Required work — In the material below, identify each line bearing the word "laman". Reproduce those lines.

Source material —
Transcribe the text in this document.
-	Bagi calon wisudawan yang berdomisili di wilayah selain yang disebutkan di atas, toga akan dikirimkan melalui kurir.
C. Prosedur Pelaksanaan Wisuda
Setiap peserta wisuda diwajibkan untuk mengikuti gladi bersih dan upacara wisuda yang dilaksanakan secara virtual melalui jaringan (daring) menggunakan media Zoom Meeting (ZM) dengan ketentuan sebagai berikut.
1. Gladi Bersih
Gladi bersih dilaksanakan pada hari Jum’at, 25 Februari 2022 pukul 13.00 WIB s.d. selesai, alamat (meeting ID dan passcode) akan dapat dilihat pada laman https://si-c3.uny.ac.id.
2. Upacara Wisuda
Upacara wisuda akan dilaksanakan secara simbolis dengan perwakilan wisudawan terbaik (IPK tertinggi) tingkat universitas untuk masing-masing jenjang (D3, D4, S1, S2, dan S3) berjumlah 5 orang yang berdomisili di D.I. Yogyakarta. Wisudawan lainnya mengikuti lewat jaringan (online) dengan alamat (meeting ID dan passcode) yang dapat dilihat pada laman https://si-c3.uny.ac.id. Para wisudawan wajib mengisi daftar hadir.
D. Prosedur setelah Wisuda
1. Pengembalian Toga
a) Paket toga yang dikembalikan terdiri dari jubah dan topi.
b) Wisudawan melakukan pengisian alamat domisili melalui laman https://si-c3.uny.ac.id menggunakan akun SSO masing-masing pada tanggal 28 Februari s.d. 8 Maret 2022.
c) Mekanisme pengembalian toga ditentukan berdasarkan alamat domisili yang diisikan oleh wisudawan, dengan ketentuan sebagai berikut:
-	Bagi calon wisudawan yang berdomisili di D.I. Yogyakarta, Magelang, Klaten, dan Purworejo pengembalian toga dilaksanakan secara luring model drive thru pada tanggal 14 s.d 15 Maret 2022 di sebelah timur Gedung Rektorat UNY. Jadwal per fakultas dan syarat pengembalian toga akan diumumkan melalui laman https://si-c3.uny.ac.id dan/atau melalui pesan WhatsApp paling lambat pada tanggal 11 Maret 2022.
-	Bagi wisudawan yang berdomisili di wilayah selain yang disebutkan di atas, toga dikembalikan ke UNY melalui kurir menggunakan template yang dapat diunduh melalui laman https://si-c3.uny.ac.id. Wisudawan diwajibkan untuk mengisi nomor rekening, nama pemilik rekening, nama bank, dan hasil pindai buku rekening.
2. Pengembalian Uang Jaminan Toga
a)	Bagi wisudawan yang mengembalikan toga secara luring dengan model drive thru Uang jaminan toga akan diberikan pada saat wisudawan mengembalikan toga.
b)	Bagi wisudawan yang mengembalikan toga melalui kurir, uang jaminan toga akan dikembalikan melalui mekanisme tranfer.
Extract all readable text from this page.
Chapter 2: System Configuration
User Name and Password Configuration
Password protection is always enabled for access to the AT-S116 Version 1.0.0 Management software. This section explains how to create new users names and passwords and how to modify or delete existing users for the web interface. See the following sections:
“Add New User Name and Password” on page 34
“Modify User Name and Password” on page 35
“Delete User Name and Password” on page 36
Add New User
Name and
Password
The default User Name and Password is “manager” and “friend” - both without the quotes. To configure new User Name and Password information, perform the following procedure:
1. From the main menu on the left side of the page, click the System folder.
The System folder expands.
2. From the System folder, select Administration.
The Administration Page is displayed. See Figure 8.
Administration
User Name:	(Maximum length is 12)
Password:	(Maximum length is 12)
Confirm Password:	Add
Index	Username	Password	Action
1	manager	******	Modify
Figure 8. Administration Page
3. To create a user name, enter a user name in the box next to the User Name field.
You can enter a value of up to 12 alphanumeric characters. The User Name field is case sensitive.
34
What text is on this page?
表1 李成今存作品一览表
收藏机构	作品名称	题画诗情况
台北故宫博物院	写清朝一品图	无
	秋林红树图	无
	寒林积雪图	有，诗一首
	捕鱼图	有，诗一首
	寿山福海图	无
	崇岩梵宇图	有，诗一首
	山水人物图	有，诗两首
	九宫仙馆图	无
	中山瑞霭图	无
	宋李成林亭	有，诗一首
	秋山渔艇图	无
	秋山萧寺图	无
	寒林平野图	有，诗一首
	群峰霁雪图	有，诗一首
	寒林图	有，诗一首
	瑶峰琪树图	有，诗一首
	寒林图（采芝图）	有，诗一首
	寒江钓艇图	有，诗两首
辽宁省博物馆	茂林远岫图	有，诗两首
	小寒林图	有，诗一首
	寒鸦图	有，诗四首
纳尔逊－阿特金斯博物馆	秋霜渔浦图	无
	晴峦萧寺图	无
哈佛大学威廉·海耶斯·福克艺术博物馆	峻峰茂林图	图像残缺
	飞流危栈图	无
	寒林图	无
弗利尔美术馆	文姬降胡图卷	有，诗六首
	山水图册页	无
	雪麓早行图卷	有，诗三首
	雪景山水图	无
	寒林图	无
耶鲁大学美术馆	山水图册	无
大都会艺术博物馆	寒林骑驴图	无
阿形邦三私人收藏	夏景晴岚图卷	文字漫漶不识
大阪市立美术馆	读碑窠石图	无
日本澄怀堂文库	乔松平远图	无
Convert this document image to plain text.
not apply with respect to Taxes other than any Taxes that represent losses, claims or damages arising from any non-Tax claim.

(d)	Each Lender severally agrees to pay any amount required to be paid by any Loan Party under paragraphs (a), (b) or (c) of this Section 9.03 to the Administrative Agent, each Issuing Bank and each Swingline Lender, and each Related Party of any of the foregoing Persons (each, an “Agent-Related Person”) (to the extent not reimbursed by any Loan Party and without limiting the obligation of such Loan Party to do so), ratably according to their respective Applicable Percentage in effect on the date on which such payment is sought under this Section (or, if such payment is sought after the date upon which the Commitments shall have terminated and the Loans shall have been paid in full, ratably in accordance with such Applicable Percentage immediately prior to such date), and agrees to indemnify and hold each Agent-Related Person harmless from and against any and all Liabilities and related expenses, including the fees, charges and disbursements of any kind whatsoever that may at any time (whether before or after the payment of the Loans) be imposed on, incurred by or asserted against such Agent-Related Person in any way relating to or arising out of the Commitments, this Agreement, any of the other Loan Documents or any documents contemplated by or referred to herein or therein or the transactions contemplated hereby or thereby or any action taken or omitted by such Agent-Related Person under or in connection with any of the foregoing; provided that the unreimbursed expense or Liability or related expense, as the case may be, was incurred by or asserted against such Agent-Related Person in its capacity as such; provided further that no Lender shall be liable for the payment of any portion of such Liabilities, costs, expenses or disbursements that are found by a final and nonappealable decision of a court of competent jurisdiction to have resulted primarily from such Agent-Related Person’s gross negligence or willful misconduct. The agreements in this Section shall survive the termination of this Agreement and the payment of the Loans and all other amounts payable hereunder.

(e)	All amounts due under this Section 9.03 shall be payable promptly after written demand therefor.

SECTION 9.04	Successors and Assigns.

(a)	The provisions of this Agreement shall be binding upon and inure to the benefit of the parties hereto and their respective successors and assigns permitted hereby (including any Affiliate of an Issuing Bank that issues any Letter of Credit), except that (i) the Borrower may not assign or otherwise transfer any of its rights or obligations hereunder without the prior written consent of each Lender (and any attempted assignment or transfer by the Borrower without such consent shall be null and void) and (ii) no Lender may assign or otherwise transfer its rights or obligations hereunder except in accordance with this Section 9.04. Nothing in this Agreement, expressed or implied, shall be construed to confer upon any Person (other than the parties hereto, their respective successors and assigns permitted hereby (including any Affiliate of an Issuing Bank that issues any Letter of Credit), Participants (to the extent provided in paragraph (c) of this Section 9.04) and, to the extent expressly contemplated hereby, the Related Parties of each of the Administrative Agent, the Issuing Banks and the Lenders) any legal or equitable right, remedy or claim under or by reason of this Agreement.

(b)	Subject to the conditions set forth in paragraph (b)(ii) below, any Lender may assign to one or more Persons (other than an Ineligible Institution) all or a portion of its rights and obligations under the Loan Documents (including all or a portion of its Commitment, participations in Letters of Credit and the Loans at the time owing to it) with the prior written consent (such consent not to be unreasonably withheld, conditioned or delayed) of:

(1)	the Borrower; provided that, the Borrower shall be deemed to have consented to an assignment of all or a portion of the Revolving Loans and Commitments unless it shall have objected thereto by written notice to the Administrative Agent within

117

Solution below —
Gladi bersih dilaksanakan pada hari Jum’at, 25 Februari 2022 pukul 13.00 WIB s.d. selesai, alamat (meeting ID dan passcode) akan dapat dilihat pada laman https://si-c3.uny.ac.id.
Upacara wisuda akan dilaksanakan secara simbolis dengan perwakilan wisudawan terbaik (IPK tertinggi) tingkat universitas untuk masing-masing jenjang (D3, D4, S1, S2, dan S3) berjumlah 5 orang yang berdomisili di D.I. Yogyakarta. Wisudawan lainnya mengikuti lewat jaringan (online) dengan alamat (meeting ID dan passcode) yang dapat dilihat pada laman https://si-c3.uny.ac.id. Para wisudawan wajib mengisi daftar hadir.
b) Wisudawan melakukan pengisian alamat domisili melalui laman https://si-c3.uny.ac.id menggunakan akun SSO masing-masing pada tanggal 28 Februari s.d. 8 Maret 2022.
-	Bagi calon wisudawan yang berdomisili di D.I. Yogyakarta, Magelang, Klaten, dan Purworejo pengembalian toga dilaksanakan secara luring model drive thru pada tanggal 14 s.d 15 Maret 2022 di sebelah timur Gedung Rektorat UNY. Jadwal per fakultas dan syarat pengembalian toga akan diumumkan melalui laman https://si-c3.uny.ac.id dan/atau melalui pesan WhatsApp paling lambat pada tanggal 11 Maret 2022.
-	Bagi wisudawan yang berdomisili di wilayah selain yang disebutkan di atas, toga dikembalikan ke UNY melalui kurir menggunakan template yang dapat diunduh melalui laman https://si-c3.uny.ac.id. Wisudawan diwajibkan untuk mengisi nomor rekening, nama pemilik rekening, nama bank, dan hasil pindai buku rekening.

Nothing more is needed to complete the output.